Scan the material that follows. Copy every line containing the word "rank".

Saved entries
________________

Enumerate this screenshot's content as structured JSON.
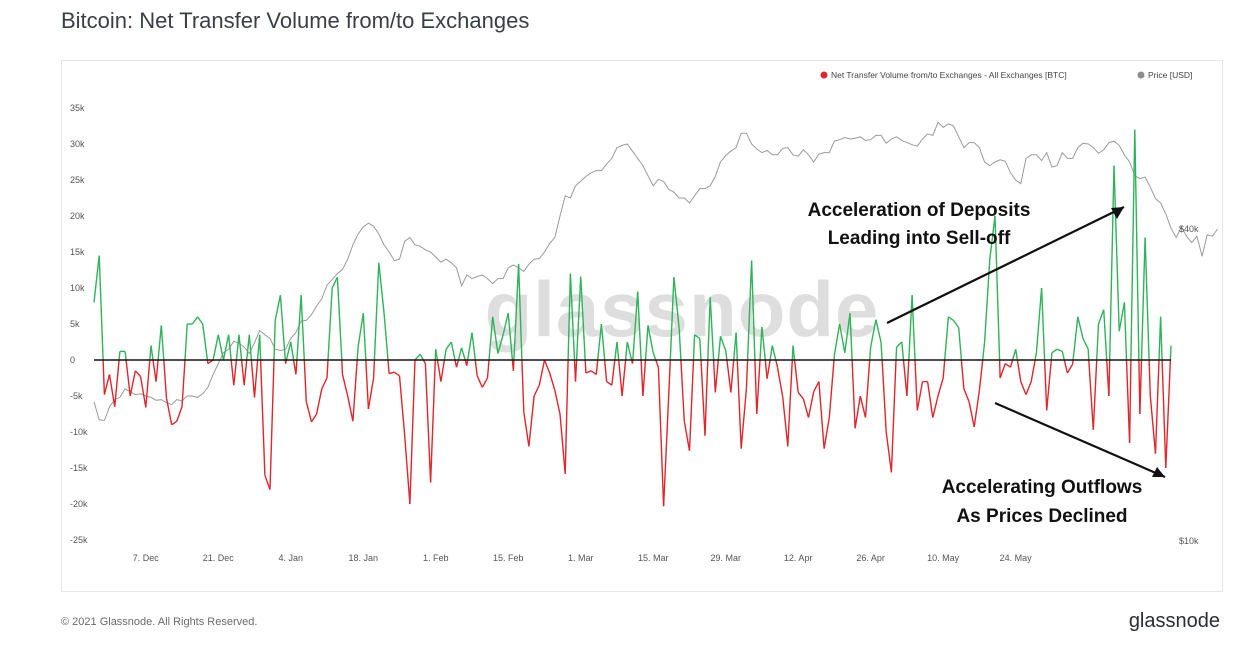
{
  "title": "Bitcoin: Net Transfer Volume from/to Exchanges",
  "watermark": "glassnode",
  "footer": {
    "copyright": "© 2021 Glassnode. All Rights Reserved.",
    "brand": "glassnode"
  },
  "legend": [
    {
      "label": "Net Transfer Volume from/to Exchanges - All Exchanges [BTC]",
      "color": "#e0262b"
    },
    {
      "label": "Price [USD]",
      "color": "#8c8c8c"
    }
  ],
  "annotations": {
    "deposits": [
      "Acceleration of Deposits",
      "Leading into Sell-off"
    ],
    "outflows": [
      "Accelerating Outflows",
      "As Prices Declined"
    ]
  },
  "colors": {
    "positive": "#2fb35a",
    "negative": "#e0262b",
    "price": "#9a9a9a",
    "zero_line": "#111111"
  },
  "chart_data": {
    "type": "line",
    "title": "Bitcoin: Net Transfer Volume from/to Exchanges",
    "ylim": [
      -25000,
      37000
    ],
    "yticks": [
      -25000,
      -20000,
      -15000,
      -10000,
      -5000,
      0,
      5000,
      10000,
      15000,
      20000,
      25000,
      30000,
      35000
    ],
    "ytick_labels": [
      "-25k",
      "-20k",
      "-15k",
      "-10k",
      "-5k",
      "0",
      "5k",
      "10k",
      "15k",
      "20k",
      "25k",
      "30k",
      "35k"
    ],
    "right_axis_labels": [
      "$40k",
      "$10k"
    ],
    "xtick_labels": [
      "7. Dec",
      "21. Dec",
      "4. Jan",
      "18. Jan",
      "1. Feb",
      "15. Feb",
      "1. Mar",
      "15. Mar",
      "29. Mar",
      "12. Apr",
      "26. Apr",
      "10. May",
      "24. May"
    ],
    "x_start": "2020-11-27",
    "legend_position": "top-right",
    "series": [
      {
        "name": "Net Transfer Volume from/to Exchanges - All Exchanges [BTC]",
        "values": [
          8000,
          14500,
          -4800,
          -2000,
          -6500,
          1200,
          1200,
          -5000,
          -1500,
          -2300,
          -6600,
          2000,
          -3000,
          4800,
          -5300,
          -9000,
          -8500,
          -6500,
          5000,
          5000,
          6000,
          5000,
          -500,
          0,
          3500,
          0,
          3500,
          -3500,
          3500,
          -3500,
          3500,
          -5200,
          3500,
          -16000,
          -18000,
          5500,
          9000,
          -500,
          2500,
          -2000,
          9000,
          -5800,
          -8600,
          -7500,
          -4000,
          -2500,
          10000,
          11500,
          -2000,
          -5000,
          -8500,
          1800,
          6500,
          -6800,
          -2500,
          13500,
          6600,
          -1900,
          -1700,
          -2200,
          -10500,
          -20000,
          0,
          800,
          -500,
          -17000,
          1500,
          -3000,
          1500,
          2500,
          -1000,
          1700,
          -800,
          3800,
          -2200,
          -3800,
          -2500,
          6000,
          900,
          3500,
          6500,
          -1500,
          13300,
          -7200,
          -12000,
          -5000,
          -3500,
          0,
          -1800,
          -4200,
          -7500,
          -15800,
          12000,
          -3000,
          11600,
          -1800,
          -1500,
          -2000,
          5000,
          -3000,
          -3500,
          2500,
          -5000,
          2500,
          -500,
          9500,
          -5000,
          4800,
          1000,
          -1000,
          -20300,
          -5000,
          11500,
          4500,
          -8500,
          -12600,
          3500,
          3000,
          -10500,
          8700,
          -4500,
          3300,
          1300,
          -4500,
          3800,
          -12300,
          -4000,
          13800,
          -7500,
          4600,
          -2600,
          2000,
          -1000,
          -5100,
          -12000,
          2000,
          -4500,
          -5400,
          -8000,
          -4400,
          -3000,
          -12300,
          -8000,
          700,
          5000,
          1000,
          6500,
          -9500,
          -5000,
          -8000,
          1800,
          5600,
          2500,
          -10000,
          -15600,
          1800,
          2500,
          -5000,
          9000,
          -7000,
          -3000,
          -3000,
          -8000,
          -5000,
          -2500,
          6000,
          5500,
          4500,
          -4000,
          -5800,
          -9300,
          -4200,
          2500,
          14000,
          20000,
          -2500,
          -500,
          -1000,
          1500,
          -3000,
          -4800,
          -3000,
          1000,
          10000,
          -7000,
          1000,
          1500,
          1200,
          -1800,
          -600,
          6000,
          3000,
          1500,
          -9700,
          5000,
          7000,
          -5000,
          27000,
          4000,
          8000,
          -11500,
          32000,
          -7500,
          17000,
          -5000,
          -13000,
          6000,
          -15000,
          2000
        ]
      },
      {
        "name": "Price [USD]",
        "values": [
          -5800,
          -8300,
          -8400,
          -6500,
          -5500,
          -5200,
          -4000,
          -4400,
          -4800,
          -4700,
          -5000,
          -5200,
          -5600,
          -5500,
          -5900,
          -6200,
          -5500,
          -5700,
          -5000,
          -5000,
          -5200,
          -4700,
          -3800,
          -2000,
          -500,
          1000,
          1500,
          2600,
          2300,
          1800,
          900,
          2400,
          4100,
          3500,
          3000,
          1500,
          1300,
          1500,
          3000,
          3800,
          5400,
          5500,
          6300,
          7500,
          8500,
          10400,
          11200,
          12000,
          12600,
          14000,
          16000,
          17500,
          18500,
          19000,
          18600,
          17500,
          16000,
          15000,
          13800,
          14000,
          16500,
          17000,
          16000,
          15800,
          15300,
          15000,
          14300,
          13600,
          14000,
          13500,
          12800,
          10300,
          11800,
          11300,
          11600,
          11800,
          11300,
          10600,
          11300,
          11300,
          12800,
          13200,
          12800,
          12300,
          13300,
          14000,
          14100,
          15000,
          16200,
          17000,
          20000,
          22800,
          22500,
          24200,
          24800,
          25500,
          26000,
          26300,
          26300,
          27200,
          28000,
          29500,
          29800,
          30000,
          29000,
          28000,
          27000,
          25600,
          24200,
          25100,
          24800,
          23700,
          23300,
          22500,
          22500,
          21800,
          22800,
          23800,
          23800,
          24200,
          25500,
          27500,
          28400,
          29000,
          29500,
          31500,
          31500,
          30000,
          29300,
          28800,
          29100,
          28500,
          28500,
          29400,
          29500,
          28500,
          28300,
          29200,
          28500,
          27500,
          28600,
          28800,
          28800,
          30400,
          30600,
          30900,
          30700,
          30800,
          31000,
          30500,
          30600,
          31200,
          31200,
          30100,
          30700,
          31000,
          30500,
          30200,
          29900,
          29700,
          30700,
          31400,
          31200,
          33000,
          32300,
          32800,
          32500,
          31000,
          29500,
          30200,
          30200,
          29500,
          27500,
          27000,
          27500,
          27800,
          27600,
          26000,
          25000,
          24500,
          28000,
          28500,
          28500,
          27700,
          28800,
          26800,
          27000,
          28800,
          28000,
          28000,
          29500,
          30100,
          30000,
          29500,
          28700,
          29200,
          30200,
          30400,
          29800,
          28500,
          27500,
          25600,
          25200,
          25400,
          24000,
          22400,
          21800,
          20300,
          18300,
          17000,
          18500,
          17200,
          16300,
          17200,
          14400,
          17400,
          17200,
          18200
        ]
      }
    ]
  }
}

________________

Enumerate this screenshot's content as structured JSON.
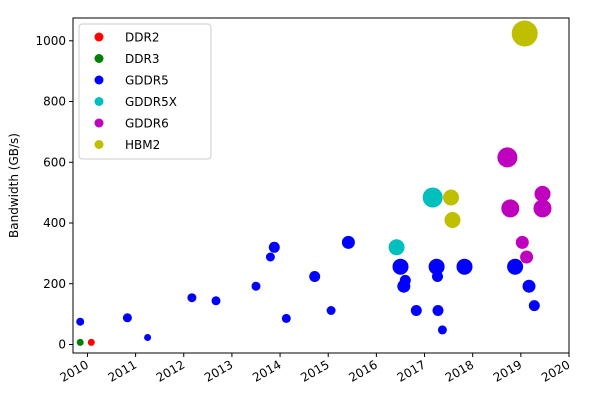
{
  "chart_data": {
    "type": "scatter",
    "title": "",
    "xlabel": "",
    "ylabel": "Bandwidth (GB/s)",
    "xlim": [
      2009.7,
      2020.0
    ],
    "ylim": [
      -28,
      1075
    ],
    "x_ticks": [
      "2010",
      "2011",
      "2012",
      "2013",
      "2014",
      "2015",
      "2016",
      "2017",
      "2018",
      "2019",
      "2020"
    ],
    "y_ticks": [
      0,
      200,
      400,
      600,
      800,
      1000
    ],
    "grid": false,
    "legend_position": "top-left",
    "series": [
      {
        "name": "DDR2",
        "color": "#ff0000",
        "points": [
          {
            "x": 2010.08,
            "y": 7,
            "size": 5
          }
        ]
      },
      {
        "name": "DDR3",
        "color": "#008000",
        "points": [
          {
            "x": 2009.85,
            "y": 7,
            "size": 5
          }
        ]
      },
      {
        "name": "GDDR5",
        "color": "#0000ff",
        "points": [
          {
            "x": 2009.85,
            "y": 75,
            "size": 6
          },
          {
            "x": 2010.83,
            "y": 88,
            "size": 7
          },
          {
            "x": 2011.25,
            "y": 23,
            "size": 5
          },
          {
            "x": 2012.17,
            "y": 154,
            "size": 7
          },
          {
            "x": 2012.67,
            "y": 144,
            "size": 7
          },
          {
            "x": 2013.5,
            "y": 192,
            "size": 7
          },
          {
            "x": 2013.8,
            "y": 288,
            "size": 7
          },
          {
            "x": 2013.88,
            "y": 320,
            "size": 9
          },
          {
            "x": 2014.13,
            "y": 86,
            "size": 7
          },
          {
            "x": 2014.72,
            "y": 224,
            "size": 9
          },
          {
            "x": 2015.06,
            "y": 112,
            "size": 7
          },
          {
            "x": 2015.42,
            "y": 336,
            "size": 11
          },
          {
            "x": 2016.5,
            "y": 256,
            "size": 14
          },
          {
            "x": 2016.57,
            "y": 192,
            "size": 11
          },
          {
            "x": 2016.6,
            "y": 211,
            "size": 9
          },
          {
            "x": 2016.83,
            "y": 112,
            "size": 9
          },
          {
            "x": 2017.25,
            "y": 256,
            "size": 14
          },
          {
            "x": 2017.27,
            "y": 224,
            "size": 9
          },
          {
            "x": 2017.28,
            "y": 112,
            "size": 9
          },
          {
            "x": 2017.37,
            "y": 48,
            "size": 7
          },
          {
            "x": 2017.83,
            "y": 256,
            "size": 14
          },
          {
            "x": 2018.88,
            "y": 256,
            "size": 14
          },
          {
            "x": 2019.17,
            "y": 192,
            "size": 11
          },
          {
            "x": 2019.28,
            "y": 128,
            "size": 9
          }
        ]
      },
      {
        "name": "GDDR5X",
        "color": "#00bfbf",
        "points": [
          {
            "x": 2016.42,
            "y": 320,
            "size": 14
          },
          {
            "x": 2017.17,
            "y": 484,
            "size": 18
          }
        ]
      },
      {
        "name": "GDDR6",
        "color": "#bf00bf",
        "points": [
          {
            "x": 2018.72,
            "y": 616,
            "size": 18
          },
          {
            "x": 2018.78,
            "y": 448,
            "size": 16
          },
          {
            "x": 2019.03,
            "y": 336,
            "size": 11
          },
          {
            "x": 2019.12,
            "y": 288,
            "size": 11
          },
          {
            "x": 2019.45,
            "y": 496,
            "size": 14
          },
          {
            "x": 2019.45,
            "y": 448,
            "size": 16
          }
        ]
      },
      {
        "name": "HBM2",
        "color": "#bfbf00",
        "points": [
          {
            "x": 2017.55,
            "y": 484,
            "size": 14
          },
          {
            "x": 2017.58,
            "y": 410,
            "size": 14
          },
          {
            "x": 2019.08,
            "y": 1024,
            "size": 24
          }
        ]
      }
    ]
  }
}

________________

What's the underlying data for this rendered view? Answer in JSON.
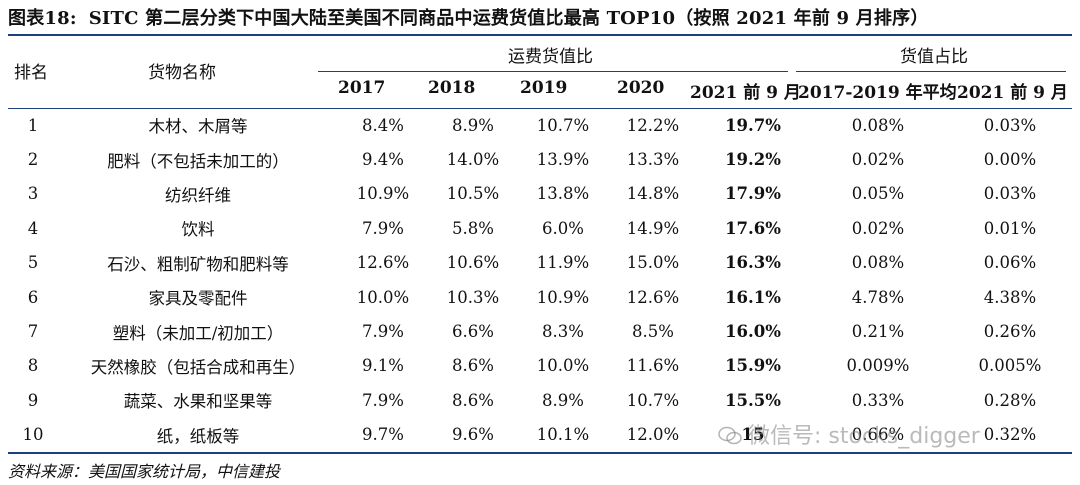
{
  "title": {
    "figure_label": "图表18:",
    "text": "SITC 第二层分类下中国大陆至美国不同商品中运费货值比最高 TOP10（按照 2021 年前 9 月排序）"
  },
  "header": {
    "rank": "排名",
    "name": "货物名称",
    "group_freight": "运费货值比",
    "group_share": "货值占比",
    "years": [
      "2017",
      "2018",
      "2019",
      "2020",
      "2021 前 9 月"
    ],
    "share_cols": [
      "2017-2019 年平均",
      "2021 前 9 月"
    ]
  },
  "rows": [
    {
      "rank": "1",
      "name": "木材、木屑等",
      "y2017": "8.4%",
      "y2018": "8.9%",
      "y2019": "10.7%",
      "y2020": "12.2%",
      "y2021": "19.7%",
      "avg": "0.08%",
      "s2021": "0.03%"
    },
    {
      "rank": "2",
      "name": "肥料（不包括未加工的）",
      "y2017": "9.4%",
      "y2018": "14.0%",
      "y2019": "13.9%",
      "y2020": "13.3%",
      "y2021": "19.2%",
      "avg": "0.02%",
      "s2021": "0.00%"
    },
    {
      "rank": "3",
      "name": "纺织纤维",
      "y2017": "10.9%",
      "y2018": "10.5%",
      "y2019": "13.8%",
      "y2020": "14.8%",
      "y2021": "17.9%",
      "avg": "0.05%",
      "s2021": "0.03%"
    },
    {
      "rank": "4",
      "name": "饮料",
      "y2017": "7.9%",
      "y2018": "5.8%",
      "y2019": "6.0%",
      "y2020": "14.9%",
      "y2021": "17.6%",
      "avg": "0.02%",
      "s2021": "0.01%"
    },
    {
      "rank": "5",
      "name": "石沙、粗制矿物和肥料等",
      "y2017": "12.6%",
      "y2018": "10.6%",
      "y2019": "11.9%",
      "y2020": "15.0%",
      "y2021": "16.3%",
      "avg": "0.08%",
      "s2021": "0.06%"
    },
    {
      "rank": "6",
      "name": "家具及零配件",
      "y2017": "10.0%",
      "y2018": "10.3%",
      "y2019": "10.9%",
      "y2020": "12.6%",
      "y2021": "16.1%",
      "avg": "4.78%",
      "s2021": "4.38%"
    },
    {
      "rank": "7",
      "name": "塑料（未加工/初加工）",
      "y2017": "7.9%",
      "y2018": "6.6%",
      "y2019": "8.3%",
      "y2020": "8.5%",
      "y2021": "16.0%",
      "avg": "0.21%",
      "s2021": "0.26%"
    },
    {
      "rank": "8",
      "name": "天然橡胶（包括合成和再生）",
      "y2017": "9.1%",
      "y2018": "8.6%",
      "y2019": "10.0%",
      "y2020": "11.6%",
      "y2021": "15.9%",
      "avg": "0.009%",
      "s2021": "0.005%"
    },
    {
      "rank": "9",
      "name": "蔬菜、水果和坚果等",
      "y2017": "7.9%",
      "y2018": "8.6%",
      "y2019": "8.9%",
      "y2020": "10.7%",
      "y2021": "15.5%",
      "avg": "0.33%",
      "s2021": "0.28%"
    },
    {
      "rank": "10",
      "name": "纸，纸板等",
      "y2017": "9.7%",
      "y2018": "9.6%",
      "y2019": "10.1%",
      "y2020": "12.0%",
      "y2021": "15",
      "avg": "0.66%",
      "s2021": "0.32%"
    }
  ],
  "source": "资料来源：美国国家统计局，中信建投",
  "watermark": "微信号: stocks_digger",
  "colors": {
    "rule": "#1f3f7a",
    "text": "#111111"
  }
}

________________

OUTPUT >>
    "rank": "排名",
      "rank": "1",
      "rank": "2",
      "rank": "3",
      "rank": "4",
      "rank": "5",
      "rank": "6",
      "rank": "7",
      "rank": "8",
      "rank": "9",
      "rank": "10",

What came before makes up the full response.